• **WHAT YOU WILL DO**
Please print every record below exactly as it appears.

**** GIVEN RECORDS

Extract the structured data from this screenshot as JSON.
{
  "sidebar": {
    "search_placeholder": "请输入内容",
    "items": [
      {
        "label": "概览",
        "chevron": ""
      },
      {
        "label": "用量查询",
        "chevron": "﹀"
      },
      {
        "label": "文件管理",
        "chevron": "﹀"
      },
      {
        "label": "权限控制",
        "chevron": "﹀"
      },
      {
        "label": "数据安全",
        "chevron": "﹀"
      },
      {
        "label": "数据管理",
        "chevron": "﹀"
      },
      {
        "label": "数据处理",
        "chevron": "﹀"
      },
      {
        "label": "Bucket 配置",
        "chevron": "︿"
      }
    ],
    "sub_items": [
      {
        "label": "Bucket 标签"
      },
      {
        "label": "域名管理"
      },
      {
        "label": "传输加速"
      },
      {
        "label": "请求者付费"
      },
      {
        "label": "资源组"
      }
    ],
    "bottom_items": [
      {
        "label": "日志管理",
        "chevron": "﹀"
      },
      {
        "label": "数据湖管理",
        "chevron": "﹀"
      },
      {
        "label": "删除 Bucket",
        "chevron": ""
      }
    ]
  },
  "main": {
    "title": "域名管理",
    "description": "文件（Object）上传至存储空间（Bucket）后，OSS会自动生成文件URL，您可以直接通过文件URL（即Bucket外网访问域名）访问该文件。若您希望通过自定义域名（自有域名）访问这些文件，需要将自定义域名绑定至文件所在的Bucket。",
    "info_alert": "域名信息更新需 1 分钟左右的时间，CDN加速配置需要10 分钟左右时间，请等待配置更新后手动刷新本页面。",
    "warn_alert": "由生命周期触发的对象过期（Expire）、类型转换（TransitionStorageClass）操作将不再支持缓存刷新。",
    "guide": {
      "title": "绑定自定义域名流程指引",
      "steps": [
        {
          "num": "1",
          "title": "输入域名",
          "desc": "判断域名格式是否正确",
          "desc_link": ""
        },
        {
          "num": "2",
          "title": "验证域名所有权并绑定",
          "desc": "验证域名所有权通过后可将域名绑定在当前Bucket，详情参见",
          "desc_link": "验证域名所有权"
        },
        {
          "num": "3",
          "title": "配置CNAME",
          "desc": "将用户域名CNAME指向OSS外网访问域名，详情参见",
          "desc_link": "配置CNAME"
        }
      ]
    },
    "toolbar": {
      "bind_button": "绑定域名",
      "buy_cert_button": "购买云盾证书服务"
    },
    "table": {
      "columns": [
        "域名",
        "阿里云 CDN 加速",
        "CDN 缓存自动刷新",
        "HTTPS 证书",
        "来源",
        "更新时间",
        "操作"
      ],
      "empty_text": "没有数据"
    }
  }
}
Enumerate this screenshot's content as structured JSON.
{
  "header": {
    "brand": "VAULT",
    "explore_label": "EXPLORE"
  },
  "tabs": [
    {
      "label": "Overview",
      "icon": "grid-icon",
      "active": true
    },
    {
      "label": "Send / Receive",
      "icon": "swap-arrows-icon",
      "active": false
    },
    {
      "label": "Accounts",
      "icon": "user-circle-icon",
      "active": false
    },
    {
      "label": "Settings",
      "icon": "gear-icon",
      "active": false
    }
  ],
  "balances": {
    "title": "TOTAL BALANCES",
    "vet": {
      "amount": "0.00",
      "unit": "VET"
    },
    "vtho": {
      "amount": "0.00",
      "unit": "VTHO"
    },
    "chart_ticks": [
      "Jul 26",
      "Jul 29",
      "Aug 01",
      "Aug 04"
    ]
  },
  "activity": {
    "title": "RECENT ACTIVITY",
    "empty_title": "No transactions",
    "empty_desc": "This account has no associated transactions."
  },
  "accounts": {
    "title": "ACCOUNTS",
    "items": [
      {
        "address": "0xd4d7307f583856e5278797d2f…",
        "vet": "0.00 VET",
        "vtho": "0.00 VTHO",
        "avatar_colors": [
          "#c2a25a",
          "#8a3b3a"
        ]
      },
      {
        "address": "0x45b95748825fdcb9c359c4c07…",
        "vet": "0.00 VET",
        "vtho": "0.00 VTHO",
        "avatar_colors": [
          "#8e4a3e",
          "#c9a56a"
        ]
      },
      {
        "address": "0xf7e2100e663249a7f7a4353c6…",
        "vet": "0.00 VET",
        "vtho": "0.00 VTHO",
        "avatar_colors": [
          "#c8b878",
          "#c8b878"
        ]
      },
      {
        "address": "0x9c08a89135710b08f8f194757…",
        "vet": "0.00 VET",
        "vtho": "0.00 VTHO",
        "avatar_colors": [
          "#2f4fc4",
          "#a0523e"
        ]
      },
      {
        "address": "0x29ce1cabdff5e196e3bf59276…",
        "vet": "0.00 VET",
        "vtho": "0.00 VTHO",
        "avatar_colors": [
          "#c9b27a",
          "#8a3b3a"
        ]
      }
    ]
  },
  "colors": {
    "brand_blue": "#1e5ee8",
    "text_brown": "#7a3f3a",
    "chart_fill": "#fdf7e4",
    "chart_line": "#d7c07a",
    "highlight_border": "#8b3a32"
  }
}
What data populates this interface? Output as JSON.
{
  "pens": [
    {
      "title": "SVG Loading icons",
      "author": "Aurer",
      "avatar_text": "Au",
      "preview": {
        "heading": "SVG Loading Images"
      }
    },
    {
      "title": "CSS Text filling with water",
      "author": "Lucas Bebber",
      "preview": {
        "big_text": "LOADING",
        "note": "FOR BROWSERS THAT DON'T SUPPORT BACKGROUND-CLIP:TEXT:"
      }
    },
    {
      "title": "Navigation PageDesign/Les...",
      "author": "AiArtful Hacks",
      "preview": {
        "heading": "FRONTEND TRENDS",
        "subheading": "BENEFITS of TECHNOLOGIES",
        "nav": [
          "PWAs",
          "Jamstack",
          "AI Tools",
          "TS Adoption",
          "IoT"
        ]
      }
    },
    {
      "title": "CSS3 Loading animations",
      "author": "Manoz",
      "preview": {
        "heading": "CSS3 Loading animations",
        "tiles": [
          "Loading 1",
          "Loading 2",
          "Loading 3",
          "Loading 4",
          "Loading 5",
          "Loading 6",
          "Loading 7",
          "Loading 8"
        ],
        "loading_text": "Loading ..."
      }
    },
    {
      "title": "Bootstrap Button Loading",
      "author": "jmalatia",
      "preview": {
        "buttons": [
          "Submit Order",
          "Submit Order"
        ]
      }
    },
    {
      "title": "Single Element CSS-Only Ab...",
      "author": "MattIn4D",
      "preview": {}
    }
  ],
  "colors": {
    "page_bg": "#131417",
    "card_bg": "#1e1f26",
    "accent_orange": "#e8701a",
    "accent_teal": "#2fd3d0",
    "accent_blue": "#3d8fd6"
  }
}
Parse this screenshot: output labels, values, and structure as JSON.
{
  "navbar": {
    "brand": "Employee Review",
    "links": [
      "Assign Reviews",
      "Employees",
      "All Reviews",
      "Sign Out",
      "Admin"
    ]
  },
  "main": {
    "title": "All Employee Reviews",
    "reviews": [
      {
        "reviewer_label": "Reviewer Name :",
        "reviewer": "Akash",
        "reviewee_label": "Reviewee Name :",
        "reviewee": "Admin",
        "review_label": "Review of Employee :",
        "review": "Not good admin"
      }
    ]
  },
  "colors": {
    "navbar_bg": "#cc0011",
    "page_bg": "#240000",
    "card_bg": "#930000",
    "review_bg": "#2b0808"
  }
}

********

• **THE REPLY**
Extract the structured data from this screenshot as JSON.
{
  "sidebar": {
    "search_placeholder": "请输入内容",
    "items": [
      {
        "label": "概览",
        "chevron": ""
      },
      {
        "label": "用量查询",
        "chevron": "﹀"
      },
      {
        "label": "文件管理",
        "chevron": "﹀"
      },
      {
        "label": "权限控制",
        "chevron": "﹀"
      },
      {
        "label": "数据安全",
        "chevron": "﹀"
      },
      {
        "label": "数据管理",
        "chevron": "﹀"
      },
      {
        "label": "数据处理",
        "chevron": "﹀"
      },
      {
        "label": "Bucket 配置",
        "chevron": "︿"
      }
    ],
    "sub_items": [
      {
        "label": "Bucket 标签"
      },
      {
        "label": "域名管理"
      },
      {
        "label": "传输加速"
      },
      {
        "label": "请求者付费"
      },
      {
        "label": "资源组"
      }
    ],
    "bottom_items": [
      {
        "label": "日志管理",
        "chevron": "﹀"
      },
      {
        "label": "数据湖管理",
        "chevron": "﹀"
      },
      {
        "label": "删除 Bucket",
        "chevron": ""
      }
    ]
  },
  "main": {
    "title": "域名管理",
    "description": "文件（Object）上传至存储空间（Bucket）后，OSS会自动生成文件URL，您可以直接通过文件URL（即Bucket外网访问域名）访问该文件。若您希望通过自定义域名（自有域名）访问这些文件，需要将自定义域名绑定至文件所在的Bucket。",
    "info_alert": "域名信息更新需 1 分钟左右的时间，CDN加速配置需要10 分钟左右时间，请等待配置更新后手动刷新本页面。",
    "warn_alert": "由生命周期触发的对象过期（Expire）、类型转换（TransitionStorageClass）操作将不再支持缓存刷新。",
    "guide": {
      "title": "绑定自定义域名流程指引",
      "steps": [
        {
          "num": "1",
          "title": "输入域名",
          "desc": "判断域名格式是否正确",
          "desc_link": ""
        },
        {
          "num": "2",
          "title": "验证域名所有权并绑定",
          "desc": "验证域名所有权通过后可将域名绑定在当前Bucket，详情参见",
          "desc_link": "验证域名所有权"
        },
        {
          "num": "3",
          "title": "配置CNAME",
          "desc": "将用户域名CNAME指向OSS外网访问域名，详情参见",
          "desc_link": "配置CNAME"
        }
      ]
    },
    "toolbar": {
      "bind_button": "绑定域名",
      "buy_cert_button": "购买云盾证书服务"
    },
    "table": {
      "columns": [
        "域名",
        "阿里云 CDN 加速",
        "CDN 缓存自动刷新",
        "HTTPS 证书",
        "来源",
        "更新时间",
        "操作"
      ],
      "empty_text": "没有数据"
    }
  }
}
Enumerate this screenshot's content as structured JSON.
{
  "header": {
    "brand": "VAULT",
    "explore_label": "EXPLORE"
  },
  "tabs": [
    {
      "label": "Overview",
      "icon": "grid-icon",
      "active": true
    },
    {
      "label": "Send / Receive",
      "icon": "swap-arrows-icon",
      "active": false
    },
    {
      "label": "Accounts",
      "icon": "user-circle-icon",
      "active": false
    },
    {
      "label": "Settings",
      "icon": "gear-icon",
      "active": false
    }
  ],
  "balances": {
    "title": "TOTAL BALANCES",
    "vet": {
      "amount": "0.00",
      "unit": "VET"
    },
    "vtho": {
      "amount": "0.00",
      "unit": "VTHO"
    },
    "chart_ticks": [
      "Jul 26",
      "Jul 29",
      "Aug 01",
      "Aug 04"
    ]
  },
  "activity": {
    "title": "RECENT ACTIVITY",
    "empty_title": "No transactions",
    "empty_desc": "This account has no associated transactions."
  },
  "accounts": {
    "title": "ACCOUNTS",
    "items": [
      {
        "address": "0xd4d7307f583856e5278797d2f…",
        "vet": "0.00 VET",
        "vtho": "0.00 VTHO",
        "avatar_colors": [
          "#c2a25a",
          "#8a3b3a"
        ]
      },
      {
        "address": "0x45b95748825fdcb9c359c4c07…",
        "vet": "0.00 VET",
        "vtho": "0.00 VTHO",
        "avatar_colors": [
          "#8e4a3e",
          "#c9a56a"
        ]
      },
      {
        "address": "0xf7e2100e663249a7f7a4353c6…",
        "vet": "0.00 VET",
        "vtho": "0.00 VTHO",
        "avatar_colors": [
          "#c8b878",
          "#c8b878"
        ]
      },
      {
        "address": "0x9c08a89135710b08f8f194757…",
        "vet": "0.00 VET",
        "vtho": "0.00 VTHO",
        "avatar_colors": [
          "#2f4fc4",
          "#a0523e"
        ]
      },
      {
        "address": "0x29ce1cabdff5e196e3bf59276…",
        "vet": "0.00 VET",
        "vtho": "0.00 VTHO",
        "avatar_colors": [
          "#c9b27a",
          "#8a3b3a"
        ]
      }
    ]
  },
  "colors": {
    "brand_blue": "#1e5ee8",
    "text_brown": "#7a3f3a",
    "chart_fill": "#fdf7e4",
    "chart_line": "#d7c07a",
    "highlight_border": "#8b3a32"
  }
}
What data populates this interface? Output as JSON.
{
  "pens": [
    {
      "title": "SVG Loading icons",
      "author": "Aurer",
      "avatar_text": "Au",
      "preview": {
        "heading": "SVG Loading Images"
      }
    },
    {
      "title": "CSS Text filling with water",
      "author": "Lucas Bebber",
      "preview": {
        "big_text": "LOADING",
        "note": "FOR BROWSERS THAT DON'T SUPPORT BACKGROUND-CLIP:TEXT:"
      }
    },
    {
      "title": "Navigation PageDesign/Les...",
      "author": "AiArtful Hacks",
      "preview": {
        "heading": "FRONTEND TRENDS",
        "subheading": "BENEFITS of TECHNOLOGIES",
        "nav": [
          "PWAs",
          "Jamstack",
          "AI Tools",
          "TS Adoption",
          "IoT"
        ]
      }
    },
    {
      "title": "CSS3 Loading animations",
      "author": "Manoz",
      "preview": {
        "heading": "CSS3 Loading animations",
        "tiles": [
          "Loading 1",
          "Loading 2",
          "Loading 3",
          "Loading 4",
          "Loading 5",
          "Loading 6",
          "Loading 7",
          "Loading 8"
        ],
        "loading_text": "Loading ..."
      }
    },
    {
      "title": "Bootstrap Button Loading",
      "author": "jmalatia",
      "preview": {
        "buttons": [
          "Submit Order",
          "Submit Order"
        ]
      }
    },
    {
      "title": "Single Element CSS-Only Ab...",
      "author": "MattIn4D",
      "preview": {}
    }
  ],
  "colors": {
    "page_bg": "#131417",
    "card_bg": "#1e1f26",
    "accent_orange": "#e8701a",
    "accent_teal": "#2fd3d0",
    "accent_blue": "#3d8fd6"
  }
}
Parse this screenshot: output labels, values, and structure as JSON.
{
  "navbar": {
    "brand": "Employee Review",
    "links": [
      "Assign Reviews",
      "Employees",
      "All Reviews",
      "Sign Out",
      "Admin"
    ]
  },
  "main": {
    "title": "All Employee Reviews",
    "reviews": [
      {
        "reviewer_label": "Reviewer Name :",
        "reviewer": "Akash",
        "reviewee_label": "Reviewee Name :",
        "reviewee": "Admin",
        "review_label": "Review of Employee :",
        "review": "Not good admin"
      }
    ]
  },
  "colors": {
    "navbar_bg": "#cc0011",
    "page_bg": "#240000",
    "card_bg": "#930000",
    "review_bg": "#2b0808"
  }
}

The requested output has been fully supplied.